*SHORT EXERCISE:*
Copy out each line featuring the string "screenshot" from the entries beneath.
══ DATA EXTRACT ══
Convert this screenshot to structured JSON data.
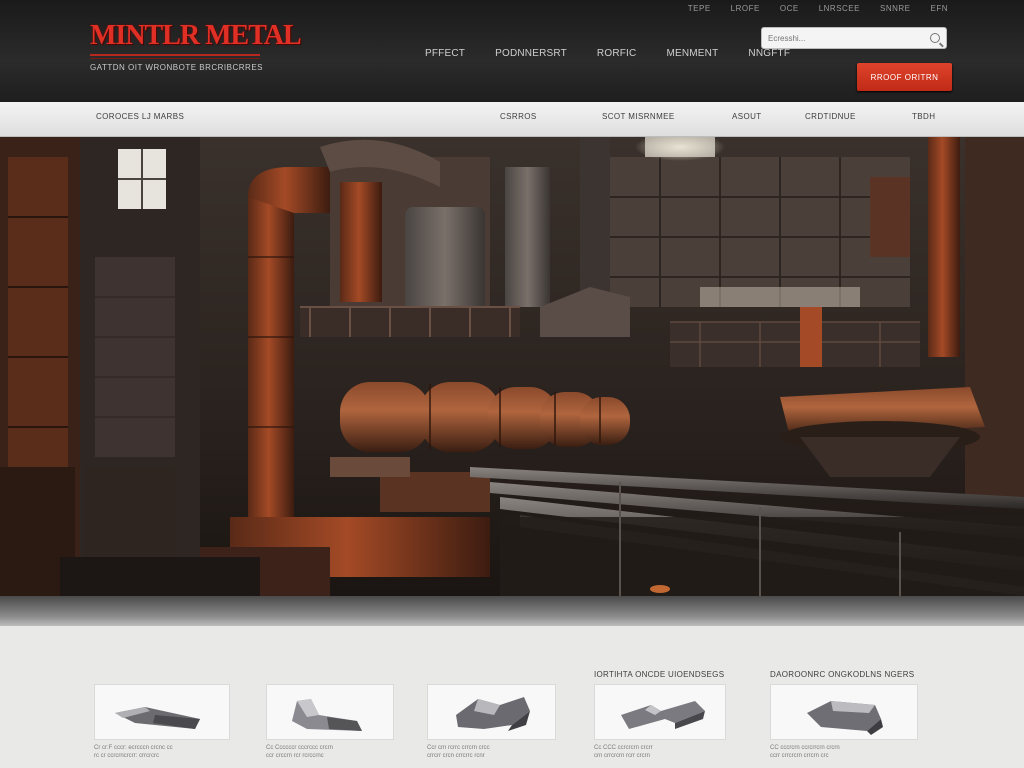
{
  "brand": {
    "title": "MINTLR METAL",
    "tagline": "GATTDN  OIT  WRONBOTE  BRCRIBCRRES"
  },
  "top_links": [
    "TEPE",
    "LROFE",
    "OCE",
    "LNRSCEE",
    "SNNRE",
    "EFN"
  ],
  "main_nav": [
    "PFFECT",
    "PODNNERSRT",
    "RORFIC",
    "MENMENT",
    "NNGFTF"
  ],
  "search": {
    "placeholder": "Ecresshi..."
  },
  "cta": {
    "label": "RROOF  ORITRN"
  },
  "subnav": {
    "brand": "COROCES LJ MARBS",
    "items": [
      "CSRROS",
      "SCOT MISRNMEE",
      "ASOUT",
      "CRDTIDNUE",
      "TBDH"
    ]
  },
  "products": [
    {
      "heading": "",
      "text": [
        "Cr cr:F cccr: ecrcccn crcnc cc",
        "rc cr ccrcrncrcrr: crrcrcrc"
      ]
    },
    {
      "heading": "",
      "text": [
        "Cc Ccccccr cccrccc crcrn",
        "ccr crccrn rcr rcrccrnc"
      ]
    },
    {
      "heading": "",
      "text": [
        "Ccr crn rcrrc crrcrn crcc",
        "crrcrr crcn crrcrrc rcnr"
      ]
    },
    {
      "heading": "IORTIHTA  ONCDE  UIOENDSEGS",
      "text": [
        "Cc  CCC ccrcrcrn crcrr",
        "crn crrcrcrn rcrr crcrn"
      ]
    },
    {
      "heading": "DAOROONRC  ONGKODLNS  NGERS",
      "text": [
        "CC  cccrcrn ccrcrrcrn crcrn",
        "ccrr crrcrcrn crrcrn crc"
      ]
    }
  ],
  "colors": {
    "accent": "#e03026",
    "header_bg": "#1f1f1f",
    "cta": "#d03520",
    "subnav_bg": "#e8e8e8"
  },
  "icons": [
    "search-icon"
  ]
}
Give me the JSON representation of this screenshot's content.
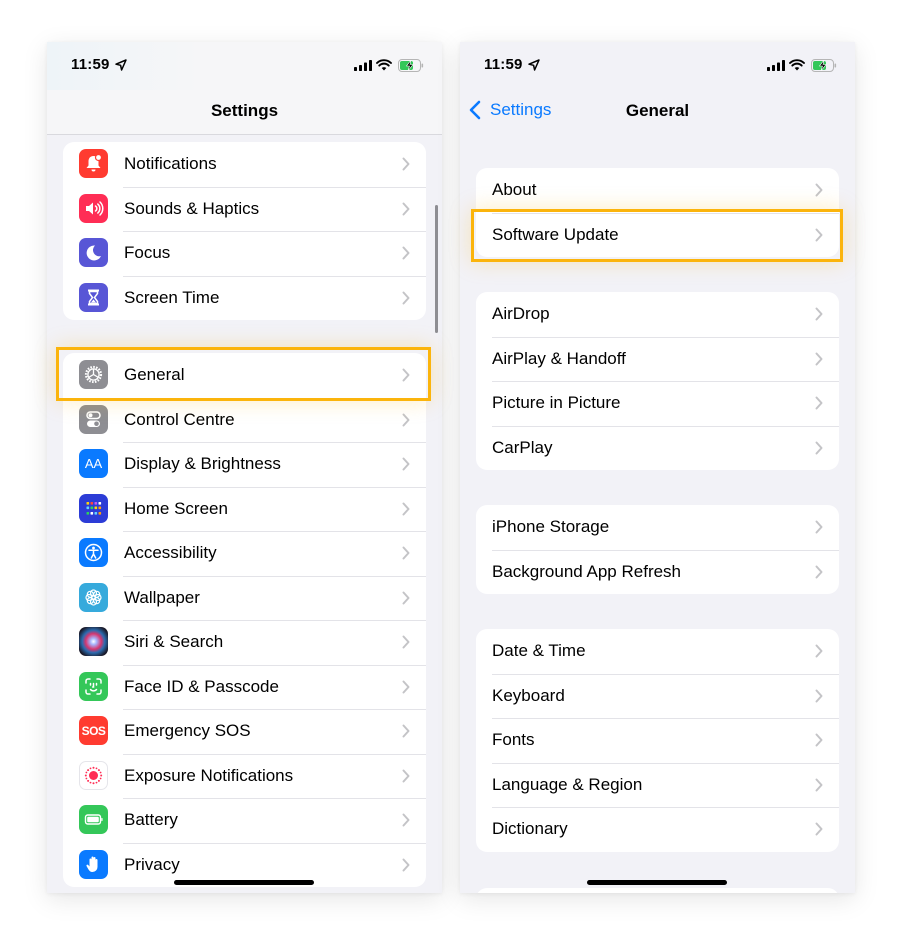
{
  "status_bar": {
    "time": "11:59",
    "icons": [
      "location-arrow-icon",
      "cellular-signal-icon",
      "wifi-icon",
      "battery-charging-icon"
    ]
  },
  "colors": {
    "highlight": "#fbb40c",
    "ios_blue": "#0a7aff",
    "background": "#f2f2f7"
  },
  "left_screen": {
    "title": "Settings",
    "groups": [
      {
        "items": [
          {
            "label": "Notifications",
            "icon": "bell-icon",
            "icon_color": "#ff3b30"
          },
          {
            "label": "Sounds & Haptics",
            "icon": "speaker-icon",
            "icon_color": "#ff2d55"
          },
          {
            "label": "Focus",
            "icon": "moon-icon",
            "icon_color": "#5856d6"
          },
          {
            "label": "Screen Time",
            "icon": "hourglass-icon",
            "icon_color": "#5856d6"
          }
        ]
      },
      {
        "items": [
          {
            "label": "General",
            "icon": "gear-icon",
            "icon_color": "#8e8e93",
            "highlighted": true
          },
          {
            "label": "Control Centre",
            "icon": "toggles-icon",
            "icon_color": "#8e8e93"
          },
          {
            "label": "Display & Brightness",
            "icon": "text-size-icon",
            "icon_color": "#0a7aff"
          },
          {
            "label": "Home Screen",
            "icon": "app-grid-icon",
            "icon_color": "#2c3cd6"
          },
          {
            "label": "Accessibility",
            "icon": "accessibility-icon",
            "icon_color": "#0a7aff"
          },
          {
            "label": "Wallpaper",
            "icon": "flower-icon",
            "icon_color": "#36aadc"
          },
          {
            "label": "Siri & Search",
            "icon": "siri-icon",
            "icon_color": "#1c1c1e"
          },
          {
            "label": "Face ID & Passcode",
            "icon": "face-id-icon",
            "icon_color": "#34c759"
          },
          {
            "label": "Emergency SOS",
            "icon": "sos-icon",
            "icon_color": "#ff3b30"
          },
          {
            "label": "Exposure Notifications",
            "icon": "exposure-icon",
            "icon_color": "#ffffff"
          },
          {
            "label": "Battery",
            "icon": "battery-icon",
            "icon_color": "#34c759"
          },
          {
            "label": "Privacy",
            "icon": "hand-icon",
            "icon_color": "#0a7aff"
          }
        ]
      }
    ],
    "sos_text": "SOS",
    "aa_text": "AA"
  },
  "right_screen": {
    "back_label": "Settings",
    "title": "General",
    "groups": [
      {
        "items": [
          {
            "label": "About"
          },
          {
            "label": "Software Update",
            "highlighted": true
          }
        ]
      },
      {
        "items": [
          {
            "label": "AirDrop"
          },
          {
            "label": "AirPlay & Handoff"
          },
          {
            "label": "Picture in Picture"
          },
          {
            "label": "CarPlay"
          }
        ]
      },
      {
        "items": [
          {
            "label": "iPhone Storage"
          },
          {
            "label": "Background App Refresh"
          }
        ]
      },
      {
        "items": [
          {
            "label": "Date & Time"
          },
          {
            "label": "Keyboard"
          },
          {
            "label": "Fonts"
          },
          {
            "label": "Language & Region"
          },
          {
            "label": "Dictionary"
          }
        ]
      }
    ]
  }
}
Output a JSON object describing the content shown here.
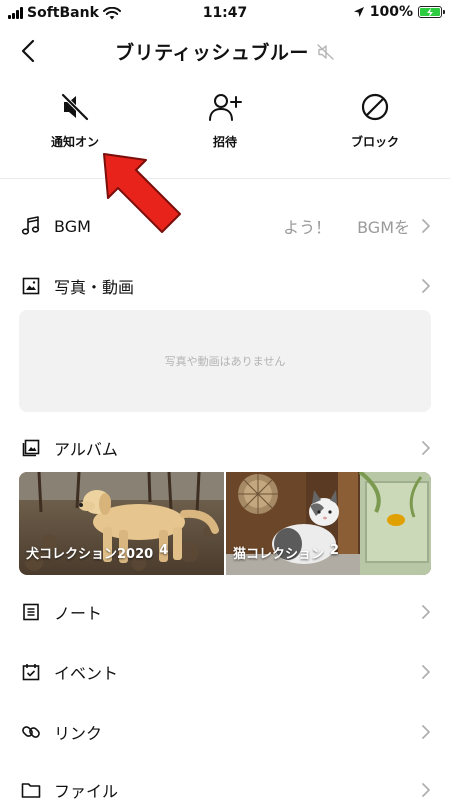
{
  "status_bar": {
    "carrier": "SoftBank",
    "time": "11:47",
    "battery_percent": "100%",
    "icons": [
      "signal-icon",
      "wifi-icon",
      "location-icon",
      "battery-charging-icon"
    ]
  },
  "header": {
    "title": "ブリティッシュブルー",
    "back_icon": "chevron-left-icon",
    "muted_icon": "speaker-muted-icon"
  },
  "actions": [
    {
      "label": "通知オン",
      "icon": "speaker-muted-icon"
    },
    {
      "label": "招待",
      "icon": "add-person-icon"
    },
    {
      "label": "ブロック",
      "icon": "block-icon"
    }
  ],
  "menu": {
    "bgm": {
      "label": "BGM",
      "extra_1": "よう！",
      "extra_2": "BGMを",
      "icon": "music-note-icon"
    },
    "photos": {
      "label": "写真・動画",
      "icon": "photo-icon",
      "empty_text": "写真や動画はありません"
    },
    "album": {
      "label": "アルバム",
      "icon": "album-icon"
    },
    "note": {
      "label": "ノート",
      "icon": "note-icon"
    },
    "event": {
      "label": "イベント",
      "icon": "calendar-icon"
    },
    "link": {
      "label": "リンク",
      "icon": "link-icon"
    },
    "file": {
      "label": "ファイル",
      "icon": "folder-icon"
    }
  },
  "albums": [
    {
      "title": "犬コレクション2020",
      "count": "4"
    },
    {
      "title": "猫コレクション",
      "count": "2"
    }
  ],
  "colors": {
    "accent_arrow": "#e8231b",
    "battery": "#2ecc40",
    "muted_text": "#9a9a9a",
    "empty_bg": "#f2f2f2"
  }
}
═══
*THE REPLY:*
Convert this screenshot to structured JSON data.
Give me the JSON representation of this screenshot's content.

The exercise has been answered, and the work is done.